Print the entries verbatim, leaving out the images they contain.

DATA FOR THE TASK →
*****

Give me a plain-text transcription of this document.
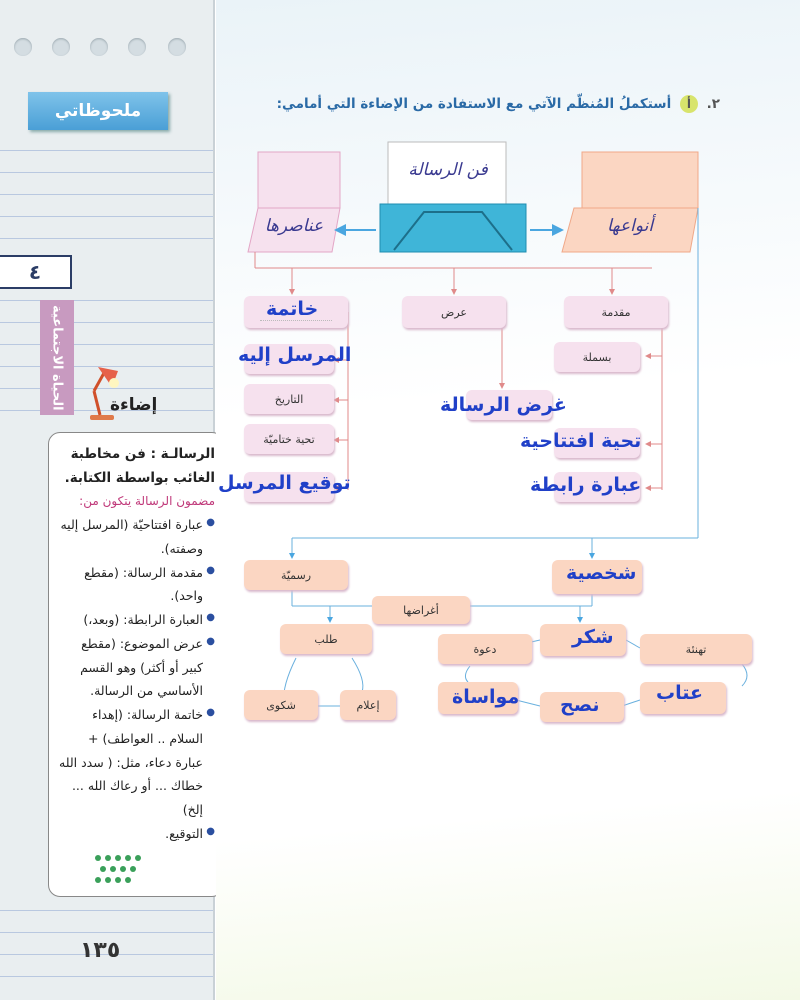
ملحوظاتي
٤
الحياة الاجتماعية	إضاءة
الرسالـة : فن مخاطبة الغائب بواسطة الكتابة.
مضمون الرسالة يتكون من:
● عبارة افتتاحيّة (المرسل إليه وصفته).
● مقدمة الرسالة: (مقطع واحد).
● العبارة الرابطة: (وبعد،)
● عرض الموضوع: (مقطع كبير أو أكثر) وهو القسم الأساسي من الرسالة.
● خاتمة الرسالة: (إهداء السلام .. العواطف) + عبارة دعاء، مثل: ( سدد الله خطاك ... أو رعاك الله ... إلخ)
● التوقيع.
١٣٥
٢. أ أستكملُ المُنظّم الآتي مع الاستفادة من الإضاءة التي أمامي:
فن الرسالة
أنواعها
عناصرها
خاتمة	عرض	مقدمة
المرسل إليه
التاريخ
تحية ختاميّة
توقيع المرسل
غرض الرسالة
بسملة
تحية افتتاحية
عبارة رابطة
رسميّة	شخصية
أغراضها
طلب
شكوى	إعلام
دعوة
شكر
تهنئة
مواساة نصح
عتاب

*****

EXPECTED OUTPUT →
Give me a plain-text transcription of this document.
ملحوظاتي
٤
الحياة الاجتماعية	إضاءة
الرسالـة : فن مخاطبة الغائب بواسطة الكتابة.
مضمون الرسالة يتكون من:
● عبارة افتتاحيّة (المرسل إليه وصفته).
● مقدمة الرسالة: (مقطع واحد).
● العبارة الرابطة: (وبعد،)
● عرض الموضوع: (مقطع كبير أو أكثر) وهو القسم الأساسي من الرسالة.
● خاتمة الرسالة: (إهداء السلام .. العواطف) + عبارة دعاء، مثل: ( سدد الله خطاك ... أو رعاك الله ... إلخ)
● التوقيع.
١٣٥
٢. أ أستكملُ المُنظّم الآتي مع الاستفادة من الإضاءة التي أمامي:
فن الرسالة
أنواعها
عناصرها
خاتمة	عرض	مقدمة
المرسل إليه
التاريخ
تحية ختاميّة
توقيع المرسل
غرض الرسالة
بسملة
تحية افتتاحية
عبارة رابطة
رسميّة	شخصية
أغراضها
طلب
شكوى	إعلام
دعوة
شكر
تهنئة
مواساة نصح
عتاب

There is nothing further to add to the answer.